* **EXERCISE GOAL**: Give a verbatim copy of the lines below, minus the pictures.

* **RECORD SET**:
-=-=-
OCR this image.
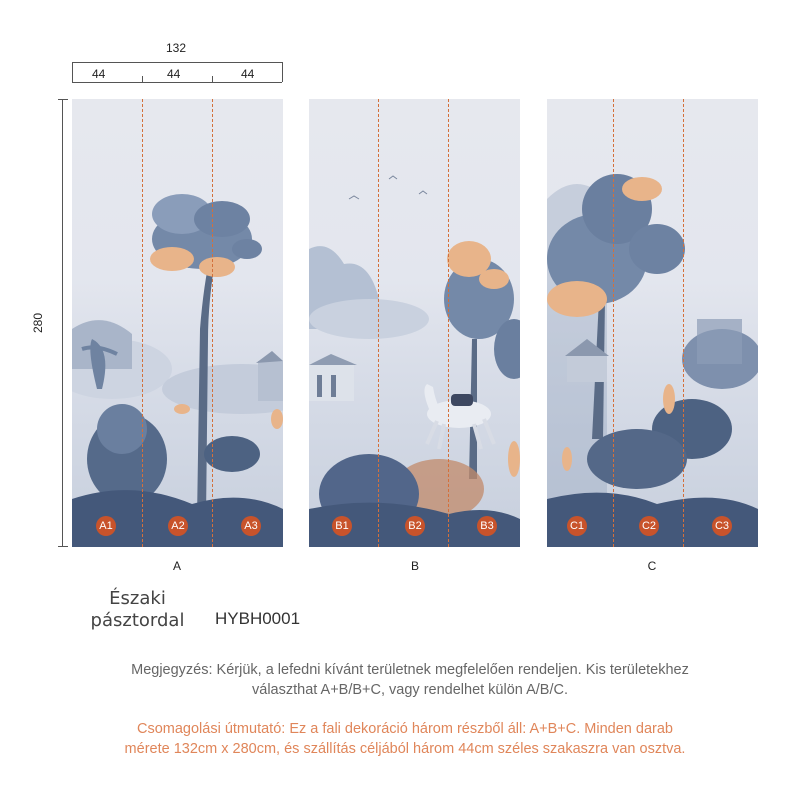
132
44	44	44
280
A1	A2	A3	B1	B2	B3	C1	C2	C3
A	B	C
Északi
pásztordal	HYBH0001
Megjegyzés: Kérjük, a lefedni kívánt területnek megfelelően rendeljen. Kis területekhez
választhat A+B/B+C, vagy rendelhet külön A/B/C.
Csomagolási útmutató: Ez a fali dekoráció három részből áll: A+B+C. Minden darab
mérete 132cm x 280cm, és szállítás céljából három 44cm széles szakaszra van osztva.
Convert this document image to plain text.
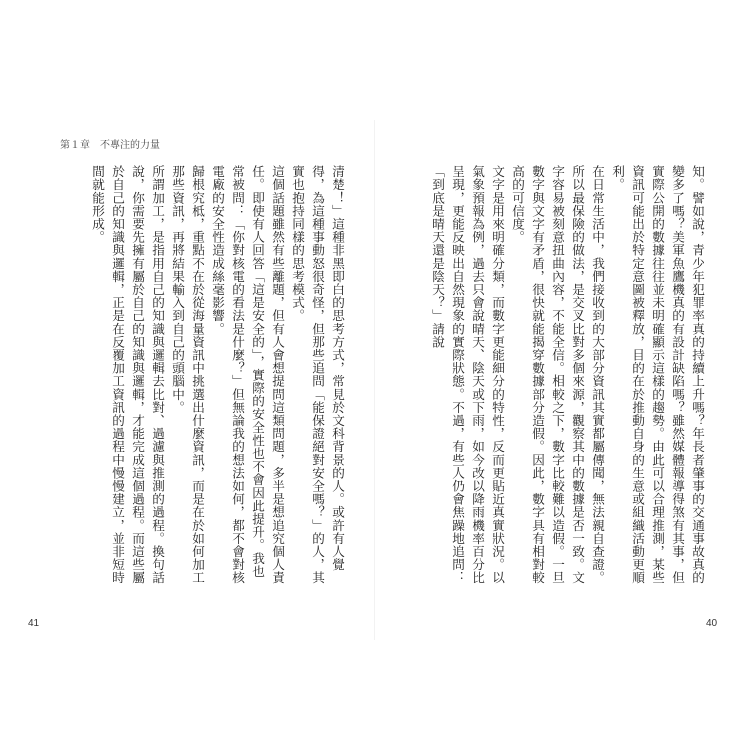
第１章 不專注的力量

清楚！」這種非黑即白的思考方式，常見於文科背景的人。或許有人覺得，為這種事動怒很奇怪，但那些追問「能保證絕對安全嗎？」的人，其實也抱持同樣的思考模式。

這個話題雖然有些離題，但有人會想提問這類問題，多半是想追究個人責任。即使有人回答「這是安全的」，實際的安全性也不會因此提升。我也常被問：「你對核電的看法是什麼？」但無論我的想法如何，都不會對核電廠的安全性造成絲毫影響。

歸根究柢，重點不在於從海量資訊中挑選出什麼資訊，而是在於如何加工那些資訊，再將結果輸入到自己的頭腦中。

所謂加工，是指用自己的知識與邏輯去比對、過濾與推測的過程。換句話說，你需要先擁有屬於自己的知識與邏輯，才能完成這個過程。而這些屬於自己的知識與邏輯，正是在反覆加工資訊的過程中慢慢建立，並非短時間就能形成。

41

知。譬如說，青少年犯罪率真的持續上升嗎？年長者肇事的交通事故真的變多了嗎？美軍魚鷹機真的有設計缺陷嗎？雖然媒體報導得煞有其事，但實際公開的數據往往並未明確顯示這樣的趨勢。由此可以合理推測，某些資訊可能出於特定意圖被釋放，目的在於推動自身的生意或組織活動更順利。

在日常生活中，我們接收到的大部分資訊其實都屬傳聞，無法親自查證。所以最保險的做法，是交叉比對多個來源，觀察其中的數據是否一致。文字容易被刻意扭曲內容，不能全信。相較之下，數字比較難以造假。一旦數字與文字有矛盾，很快就能揭穿數據部分造假。因此，數字具有相對較高的可信度。

文字是用來明確分類，而數字更能細分的特性，反而更貼近真實狀況。以氣象預報為例，過去只會說晴天、陰天或下雨，如今改以降雨機率百分比呈現，更能反映出自然現象的實際狀態。不過，有些人仍會焦躁地追問：「到底是晴天還是陰天？」請說

40
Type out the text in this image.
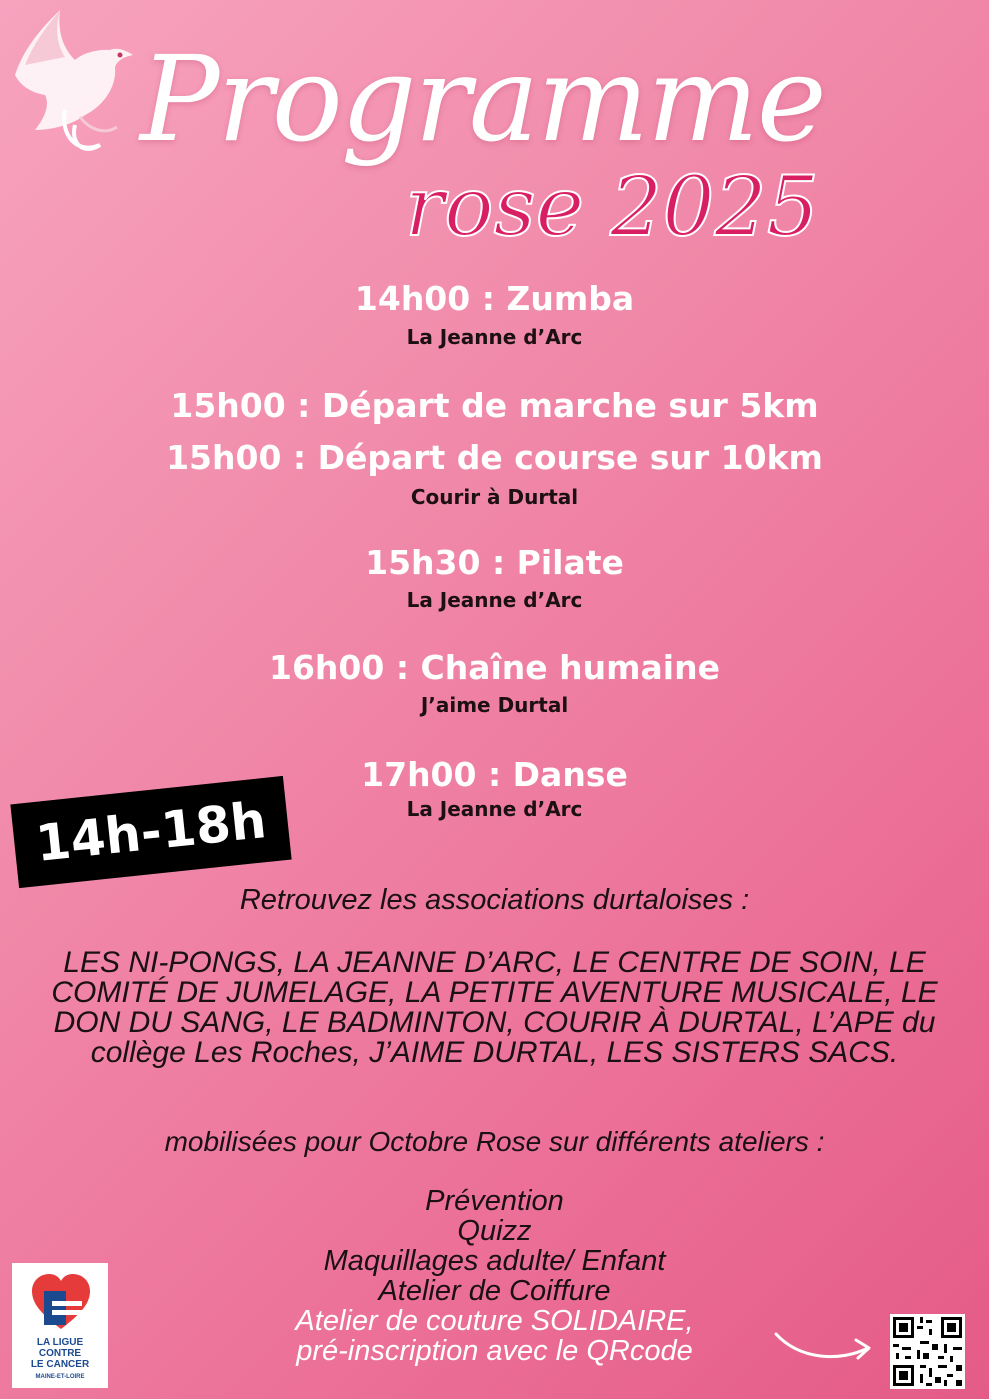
Programme
rose 2025
14h00 : Zumba
La Jeanne d’Arc
15h00 : Départ de marche sur 5km
15h00 : Départ de course sur 10km
Courir à Durtal
15h30 : Pilate
La Jeanne d’Arc
16h00 : Chaîne humaine
J’aime Durtal
17h00 : Danse
La Jeanne d’Arc
14h-18h
Retrouvez les associations durtaloises :
LES NI-PONGS, LA JEANNE D’ARC, LE CENTRE DE SOIN, LE COMITÉ DE JUMELAGE, LA PETITE AVENTURE MUSICALE, LE DON DU SANG, LE BADMINTON, COURIR À DURTAL, L’APE du collège Les Roches, J’AIME DURTAL, LES SISTERS SACS.
mobilisées pour Octobre Rose sur différents ateliers :
Prévention
Quizz
Maquillages adulte/ Enfant
Atelier de Coiffure
Atelier de couture SOLIDAIRE,
pré-inscription avec le QRcode
LA LIGUE
CONTRE
LE CANCER
MAINE-ET-LOIRE
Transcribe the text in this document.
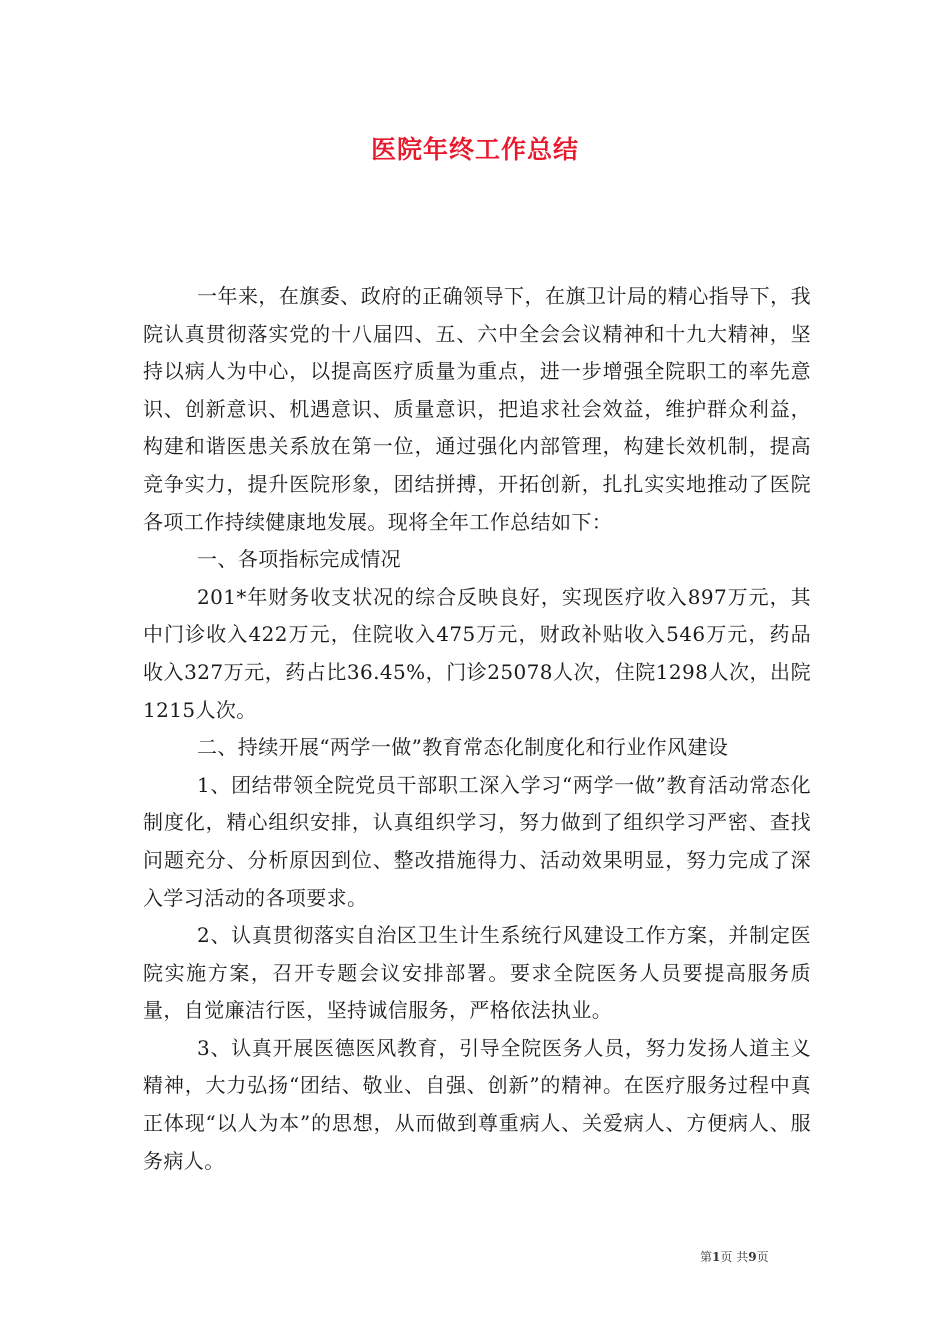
医院年终工作总结

一年来，在旗委、政府的正确领导下，在旗卫计局的精心指导下，我院认真贯彻落实党的十八届四、五、六中全会会议精神和十九大精神，坚持以病人为中心，以提高医疗质量为重点，进一步增强全院职工的率先意识、创新意识、机遇意识、质量意识，把追求社会效益，维护群众利益，构建和谐医患关系放在第一位，通过强化内部管理，构建长效机制，提高竞争实力，提升医院形象，团结拼搏，开拓创新，扎扎实实地推动了医院各项工作持续健康地发展。现将全年工作总结如下：

一、各项指标完成情况

201*年财务收支状况的综合反映良好，实现医疗收入897万元，其中门诊收入422万元，住院收入475万元，财政补贴收入546万元，药品收入327万元，药占比36.45%，门诊25078人次，住院1298人次，出院1215人次。

二、持续开展“两学一做”教育常态化制度化和行业作风建设

1、团结带领全院党员干部职工深入学习“两学一做”教育活动常态化制度化，精心组织安排，认真组织学习，努力做到了组织学习严密、查找问题充分、分析原因到位、整改措施得力、活动效果明显，努力完成了深入学习活动的各项要求。

2、认真贯彻落实自治区卫生计生系统行风建设工作方案，并制定医院实施方案，召开专题会议安排部署。要求全院医务人员要提高服务质量，自觉廉洁行医，坚持诚信服务，严格依法执业。

3、认真开展医德医风教育，引导全院医务人员，努力发扬人道主义精神，大力弘扬“团结、敬业、自强、创新”的精神。在医疗服务过程中真正体现“以人为本”的思想，从而做到尊重病人、关爱病人、方便病人、服务病人。

第1页 共9页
-=-=-
* **EXERCISE OUTPUT**:
OCR this image.
132
44	44	44
280
A1	A2	A3	B1	B2	B3	C1	C2	C3
A	B	C
Északi
pásztordal	HYBH0001
Megjegyzés: Kérjük, a lefedni kívánt területnek megfelelően rendeljen. Kis területekhez
választhat A+B/B+C, vagy rendelhet külön A/B/C.
Csomagolási útmutató: Ez a fali dekoráció három részből áll: A+B+C. Minden darab
mérete 132cm x 280cm, és szállítás céljából három 44cm széles szakaszra van osztva.
Convert this document image to plain text.
第１章 不專注的力量

清楚！」這種非黑即白的思考方式，常見於文科背景的人。或許有人覺得，為這種事動怒很奇怪，但那些追問「能保證絕對安全嗎？」的人，其實也抱持同樣的思考模式。

這個話題雖然有些離題，但有人會想提問這類問題，多半是想追究個人責任。即使有人回答「這是安全的」，實際的安全性也不會因此提升。我也常被問：「你對核電的看法是什麼？」但無論我的想法如何，都不會對核電廠的安全性造成絲毫影響。

歸根究柢，重點不在於從海量資訊中挑選出什麼資訊，而是在於如何加工那些資訊，再將結果輸入到自己的頭腦中。

所謂加工，是指用自己的知識與邏輯去比對、過濾與推測的過程。換句話說，你需要先擁有屬於自己的知識與邏輯，才能完成這個過程。而這些屬於自己的知識與邏輯，正是在反覆加工資訊的過程中慢慢建立，並非短時間就能形成。

41

知。譬如說，青少年犯罪率真的持續上升嗎？年長者肇事的交通事故真的變多了嗎？美軍魚鷹機真的有設計缺陷嗎？雖然媒體報導得煞有其事，但實際公開的數據往往並未明確顯示這樣的趨勢。由此可以合理推測，某些資訊可能出於特定意圖被釋放，目的在於推動自身的生意或組織活動更順利。

在日常生活中，我們接收到的大部分資訊其實都屬傳聞，無法親自查證。所以最保險的做法，是交叉比對多個來源，觀察其中的數據是否一致。文字容易被刻意扭曲內容，不能全信。相較之下，數字比較難以造假。一旦數字與文字有矛盾，很快就能揭穿數據部分造假。因此，數字具有相對較高的可信度。

文字是用來明確分類，而數字更能細分的特性，反而更貼近真實狀況。以氣象預報為例，過去只會說晴天、陰天或下雨，如今改以降雨機率百分比呈現，更能反映出自然現象的實際狀態。不過，有些人仍會焦躁地追問：「到底是晴天還是陰天？」請說

40
Type out the text in this image.
Programme
rose 2025
14h00 : Zumba
La Jeanne d’Arc
15h00 : Départ de marche sur 5km
15h00 : Départ de course sur 10km
Courir à Durtal
15h30 : Pilate
La Jeanne d’Arc
16h00 : Chaîne humaine
J’aime Durtal
17h00 : Danse
La Jeanne d’Arc
14h-18h
Retrouvez les associations durtaloises :
LES NI-PONGS, LA JEANNE D’ARC, LE CENTRE DE SOIN, LE COMITÉ DE JUMELAGE, LA PETITE AVENTURE MUSICALE, LE DON DU SANG, LE BADMINTON, COURIR À DURTAL, L’APE du collège Les Roches, J’AIME DURTAL, LES SISTERS SACS.
mobilisées pour Octobre Rose sur différents ateliers :
Prévention
Quizz
Maquillages adulte/ Enfant
Atelier de Coiffure
Atelier de couture SOLIDAIRE,
pré-inscription avec le QRcode
LA LIGUE
CONTRE
LE CANCER
MAINE-ET-LOIRE
Transcribe the text in this document.
医院年终工作总结

一年来，在旗委、政府的正确领导下，在旗卫计局的精心指导下，我院认真贯彻落实党的十八届四、五、六中全会会议精神和十九大精神，坚持以病人为中心，以提高医疗质量为重点，进一步增强全院职工的率先意识、创新意识、机遇意识、质量意识，把追求社会效益，维护群众利益，构建和谐医患关系放在第一位，通过强化内部管理，构建长效机制，提高竞争实力，提升医院形象，团结拼搏，开拓创新，扎扎实实地推动了医院各项工作持续健康地发展。现将全年工作总结如下：

一、各项指标完成情况

201*年财务收支状况的综合反映良好，实现医疗收入897万元，其中门诊收入422万元，住院收入475万元，财政补贴收入546万元，药品收入327万元，药占比36.45%，门诊25078人次，住院1298人次，出院1215人次。

二、持续开展“两学一做”教育常态化制度化和行业作风建设

1、团结带领全院党员干部职工深入学习“两学一做”教育活动常态化制度化，精心组织安排，认真组织学习，努力做到了组织学习严密、查找问题充分、分析原因到位、整改措施得力、活动效果明显，努力完成了深入学习活动的各项要求。

2、认真贯彻落实自治区卫生计生系统行风建设工作方案，并制定医院实施方案，召开专题会议安排部署。要求全院医务人员要提高服务质量，自觉廉洁行医，坚持诚信服务，严格依法执业。

3、认真开展医德医风教育，引导全院医务人员，努力发扬人道主义精神，大力弘扬“团结、敬业、自强、创新”的精神。在医疗服务过程中真正体现“以人为本”的思想，从而做到尊重病人、关爱病人、方便病人、服务病人。

第1页 共9页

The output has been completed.